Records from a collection
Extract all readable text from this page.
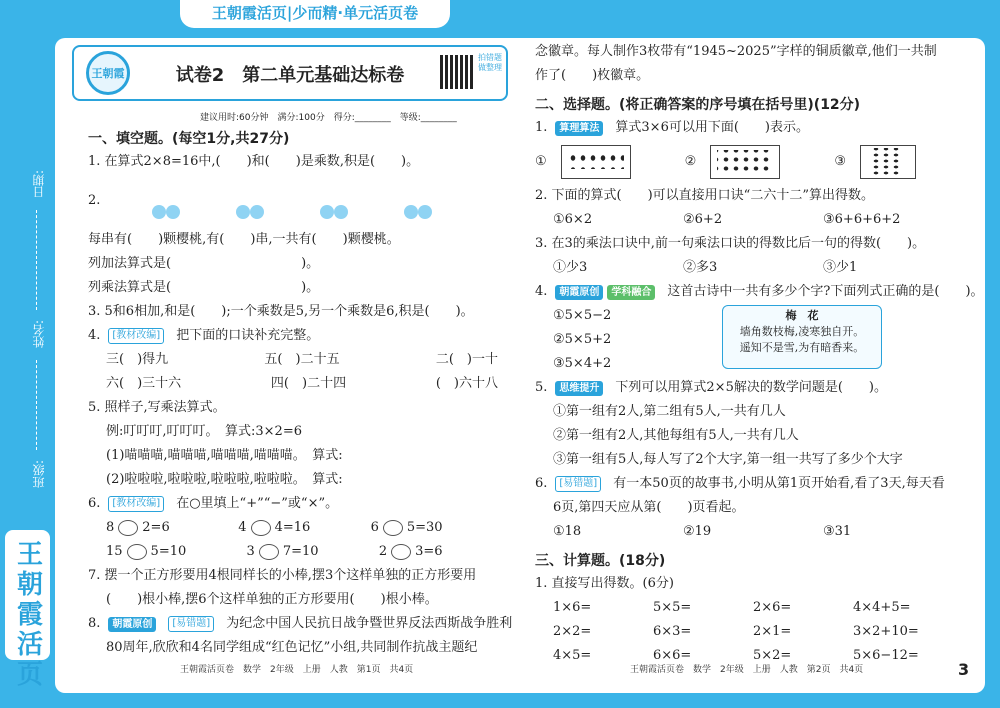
王朝霞活页|少而精·单元活页卷
日期:
姓名:
班级:
王朝霞活页
王朝霞	试卷2　第二单元基础达标卷
拍错题 做整理
建议用时:60分钟　满分:100分　得分:________　等级:________
一、填空题。(每空1分,共27分)
1. 在算式2×8=16中,(　　)和(　　)是乘数,积是(　　)。
2.
每串有(　　)颗樱桃,有(　　)串,一共有(　　)颗樱桃。
列加法算式是(　　　　　　　　　　)。
列乘法算式是(　　　　　　　　　　)。
3. 5和6相加,和是(　　);一个乘数是5,另一个乘数是6,积是(　　)。
4.	[教材改编]	把下面的口诀补充完整。
三(　)得九	五(　)二十五	二(　)一十
六(　)三十六	四(　)二十四	(　)六十八
5. 照样子,写乘法算式。
例:叮叮叮,叮叮叮。　算式:3×2=6
(1)喵喵喵,喵喵喵,喵喵喵,喵喵喵。　算式:
(2)啦啦啦,啦啦啦,啦啦啦,啦啦啦。　算式:
6.	[教材改编]	在○里填上“+”“−”或“×”。
8 2=6	4 4=16	6 5=30
15 5=10	3 7=10	2 3=6
7. 摆一个正方形要用4根同样长的小棒,摆3个这样单独的正方形要用
(　　)根小棒,摆6个这样单独的正方形要用(　　)根小棒。
8.	朝霞原创	[易错题]	为纪念中国人民抗日战争暨世界反法西斯战争胜利
80周年,欣欣和4名同学组成“红色记忆”小组,共同制作抗战主题纪
念徽章。每人制作3枚带有“1945~2025”字样的铜质徽章,他们一共制
作了(　　)枚徽章。
二、选择题。(将正确答案的序号填在括号里)(12分)
1.	算理算法	算式3×6可以用下面(　　)表示。
①	②	③
2. 下面的算式(　　)可以直接用口诀“二六十二”算出得数。
①6×2	②6+2	③6+6+6+2
3. 在3的乘法口诀中,前一句乘法口诀的得数比后一句的得数(　　)。
①少3	②多3	③少1
4.	朝霞原创	学科融合	这首古诗中一共有多少个字?下面列式正确的是(　　)。
①5×5−2
②5×5+2
③5×4+2
5.	思维提升	下列可以用算式2×5解决的数学问题是(　　)。
①第一组有2人,第二组有5人,一共有几人
②第一组有2人,其他每组有5人,一共有几人
③第一组有5人,每人写了2个大字,第一组一共写了多少个大字
6.	[易错题]	有一本50页的故事书,小明从第1页开始看,看了3天,每天看
6页,第四天应从第(　　)页看起。
①18	②19	③31
三、计算题。(18分)
1. 直接写出得数。(6分)
1×6=	5×5=	2×6=	4×4+5=
2×2=	6×3=	2×1=	3×2+10=
4×5=	6×6=	5×2=	5×6−12=
梅　花
墙角数枝梅,凌寒独自开。
遥知不是雪,为有暗香来。
王朝霞活页卷　数学　2年级　上册　人教　第1页　共4页	王朝霞活页卷　数学　2年级　上册　人教　第2页　共4页	3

§ What is needed
Without the pictures, repeat the listing above exactly.

§ Result
Extract all readable text from this page.
王朝霞活页|少而精·单元活页卷
日期:
姓名:
班级:
王朝霞活页
王朝霞	试卷2　第二单元基础达标卷
拍错题 做整理
建议用时:60分钟　满分:100分　得分:________　等级:________
一、填空题。(每空1分,共27分)
1. 在算式2×8=16中,(　　)和(　　)是乘数,积是(　　)。
2.
每串有(　　)颗樱桃,有(　　)串,一共有(　　)颗樱桃。
列加法算式是(　　　　　　　　　　)。
列乘法算式是(　　　　　　　　　　)。
3. 5和6相加,和是(　　);一个乘数是5,另一个乘数是6,积是(　　)。
4.	[教材改编]	把下面的口诀补充完整。
三(　)得九	五(　)二十五	二(　)一十
六(　)三十六	四(　)二十四	(　)六十八
5. 照样子,写乘法算式。
例:叮叮叮,叮叮叮。　算式:3×2=6
(1)喵喵喵,喵喵喵,喵喵喵,喵喵喵。　算式:
(2)啦啦啦,啦啦啦,啦啦啦,啦啦啦。　算式:
6.	[教材改编]	在○里填上“+”“−”或“×”。
8 2=6	4 4=16	6 5=30
15 5=10	3 7=10	2 3=6
7. 摆一个正方形要用4根同样长的小棒,摆3个这样单独的正方形要用
(　　)根小棒,摆6个这样单独的正方形要用(　　)根小棒。
8.	朝霞原创	[易错题]	为纪念中国人民抗日战争暨世界反法西斯战争胜利
80周年,欣欣和4名同学组成“红色记忆”小组,共同制作抗战主题纪
念徽章。每人制作3枚带有“1945~2025”字样的铜质徽章,他们一共制
作了(　　)枚徽章。
二、选择题。(将正确答案的序号填在括号里)(12分)
1.	算理算法	算式3×6可以用下面(　　)表示。
①	②	③
2. 下面的算式(　　)可以直接用口诀“二六十二”算出得数。
①6×2	②6+2	③6+6+6+2
3. 在3的乘法口诀中,前一句乘法口诀的得数比后一句的得数(　　)。
①少3	②多3	③少1
4.	朝霞原创	学科融合	这首古诗中一共有多少个字?下面列式正确的是(　　)。
①5×5−2
②5×5+2
③5×4+2
5.	思维提升	下列可以用算式2×5解决的数学问题是(　　)。
①第一组有2人,第二组有5人,一共有几人
②第一组有2人,其他每组有5人,一共有几人
③第一组有5人,每人写了2个大字,第一组一共写了多少个大字
6.	[易错题]	有一本50页的故事书,小明从第1页开始看,看了3天,每天看
6页,第四天应从第(　　)页看起。
①18	②19	③31
三、计算题。(18分)
1. 直接写出得数。(6分)
1×6=	5×5=	2×6=	4×4+5=
2×2=	6×3=	2×1=	3×2+10=
4×5=	6×6=	5×2=	5×6−12=
梅　花
墙角数枝梅,凌寒独自开。
遥知不是雪,为有暗香来。
王朝霞活页卷　数学　2年级　上册　人教　第1页　共4页	王朝霞活页卷　数学　2年级　上册　人教　第2页　共4页	3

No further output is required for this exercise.